BEGIN Recorded data

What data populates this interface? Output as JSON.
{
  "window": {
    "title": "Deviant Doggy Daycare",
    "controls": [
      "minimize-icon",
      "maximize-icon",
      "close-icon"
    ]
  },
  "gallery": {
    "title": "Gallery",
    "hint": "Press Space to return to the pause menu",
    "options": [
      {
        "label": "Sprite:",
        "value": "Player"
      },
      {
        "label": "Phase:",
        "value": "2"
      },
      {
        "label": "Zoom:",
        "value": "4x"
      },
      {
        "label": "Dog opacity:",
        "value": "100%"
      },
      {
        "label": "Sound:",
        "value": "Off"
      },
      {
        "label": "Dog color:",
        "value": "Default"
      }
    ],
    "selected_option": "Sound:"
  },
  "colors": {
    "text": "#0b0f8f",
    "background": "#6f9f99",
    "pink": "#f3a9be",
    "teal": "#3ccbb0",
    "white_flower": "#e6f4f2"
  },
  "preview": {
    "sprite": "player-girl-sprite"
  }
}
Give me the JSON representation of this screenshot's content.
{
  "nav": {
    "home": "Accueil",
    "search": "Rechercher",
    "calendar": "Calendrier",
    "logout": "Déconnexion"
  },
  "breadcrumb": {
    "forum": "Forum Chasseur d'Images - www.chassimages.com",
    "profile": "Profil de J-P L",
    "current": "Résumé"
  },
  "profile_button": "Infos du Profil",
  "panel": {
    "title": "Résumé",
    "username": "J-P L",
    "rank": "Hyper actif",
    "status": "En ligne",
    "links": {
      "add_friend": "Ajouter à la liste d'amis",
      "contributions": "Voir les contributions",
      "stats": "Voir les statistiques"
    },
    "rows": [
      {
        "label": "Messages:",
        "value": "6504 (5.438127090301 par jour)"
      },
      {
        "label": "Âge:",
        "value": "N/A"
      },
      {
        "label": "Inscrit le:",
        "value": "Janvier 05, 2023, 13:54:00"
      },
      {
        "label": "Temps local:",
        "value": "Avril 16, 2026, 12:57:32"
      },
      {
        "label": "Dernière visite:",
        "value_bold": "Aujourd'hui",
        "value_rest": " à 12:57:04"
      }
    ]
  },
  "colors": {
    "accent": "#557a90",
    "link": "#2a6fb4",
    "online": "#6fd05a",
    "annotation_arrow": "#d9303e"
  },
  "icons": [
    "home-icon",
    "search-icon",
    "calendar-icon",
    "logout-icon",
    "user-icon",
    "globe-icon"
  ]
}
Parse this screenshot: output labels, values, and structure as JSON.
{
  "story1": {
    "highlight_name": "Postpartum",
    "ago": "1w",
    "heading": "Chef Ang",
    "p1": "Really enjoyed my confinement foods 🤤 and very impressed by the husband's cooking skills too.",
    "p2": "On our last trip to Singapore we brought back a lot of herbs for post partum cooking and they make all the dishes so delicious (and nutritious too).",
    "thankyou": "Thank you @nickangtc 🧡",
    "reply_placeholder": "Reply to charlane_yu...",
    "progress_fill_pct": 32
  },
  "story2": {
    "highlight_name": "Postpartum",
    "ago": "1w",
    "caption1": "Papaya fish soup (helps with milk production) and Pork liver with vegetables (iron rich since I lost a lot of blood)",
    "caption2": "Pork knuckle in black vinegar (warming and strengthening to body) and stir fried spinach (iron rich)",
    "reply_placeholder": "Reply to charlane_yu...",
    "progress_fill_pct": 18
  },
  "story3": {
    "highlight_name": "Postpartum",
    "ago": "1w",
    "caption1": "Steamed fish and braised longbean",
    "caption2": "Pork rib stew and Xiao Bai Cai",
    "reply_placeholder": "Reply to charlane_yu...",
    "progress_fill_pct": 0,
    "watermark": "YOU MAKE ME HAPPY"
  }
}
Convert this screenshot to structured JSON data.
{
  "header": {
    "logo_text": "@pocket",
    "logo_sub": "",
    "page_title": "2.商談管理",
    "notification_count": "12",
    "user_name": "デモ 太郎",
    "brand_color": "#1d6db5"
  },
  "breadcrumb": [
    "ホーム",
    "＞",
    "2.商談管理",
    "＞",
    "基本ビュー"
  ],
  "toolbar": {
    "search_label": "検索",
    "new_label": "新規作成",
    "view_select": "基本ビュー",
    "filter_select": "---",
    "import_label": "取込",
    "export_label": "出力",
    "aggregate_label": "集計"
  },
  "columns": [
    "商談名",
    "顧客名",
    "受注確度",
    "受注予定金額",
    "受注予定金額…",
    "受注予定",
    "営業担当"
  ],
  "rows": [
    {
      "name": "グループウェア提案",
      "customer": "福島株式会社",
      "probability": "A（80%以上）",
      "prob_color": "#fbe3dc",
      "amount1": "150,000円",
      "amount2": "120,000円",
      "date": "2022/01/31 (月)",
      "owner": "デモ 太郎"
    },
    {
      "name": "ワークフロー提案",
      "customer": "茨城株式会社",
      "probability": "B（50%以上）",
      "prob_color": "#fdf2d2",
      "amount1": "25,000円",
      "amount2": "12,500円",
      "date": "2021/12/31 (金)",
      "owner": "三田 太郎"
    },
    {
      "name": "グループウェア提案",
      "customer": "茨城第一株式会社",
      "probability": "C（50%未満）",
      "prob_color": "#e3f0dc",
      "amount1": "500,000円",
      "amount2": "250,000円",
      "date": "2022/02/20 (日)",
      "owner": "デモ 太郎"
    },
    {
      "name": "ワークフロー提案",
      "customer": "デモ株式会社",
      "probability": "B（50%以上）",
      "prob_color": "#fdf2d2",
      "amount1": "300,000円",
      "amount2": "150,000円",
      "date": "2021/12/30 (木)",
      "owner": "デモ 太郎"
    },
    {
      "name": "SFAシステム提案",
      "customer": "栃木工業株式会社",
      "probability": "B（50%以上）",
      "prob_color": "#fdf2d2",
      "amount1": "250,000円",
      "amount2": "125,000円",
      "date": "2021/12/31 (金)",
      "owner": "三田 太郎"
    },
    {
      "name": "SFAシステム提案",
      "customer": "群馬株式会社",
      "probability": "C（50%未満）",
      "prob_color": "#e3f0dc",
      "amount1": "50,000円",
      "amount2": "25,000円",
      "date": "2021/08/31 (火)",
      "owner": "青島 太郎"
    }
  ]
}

END Recorded data

Exercise aim:
Work out how many lines of the data hold the string "calendar". Reply with that number alone.

Solved problem:
2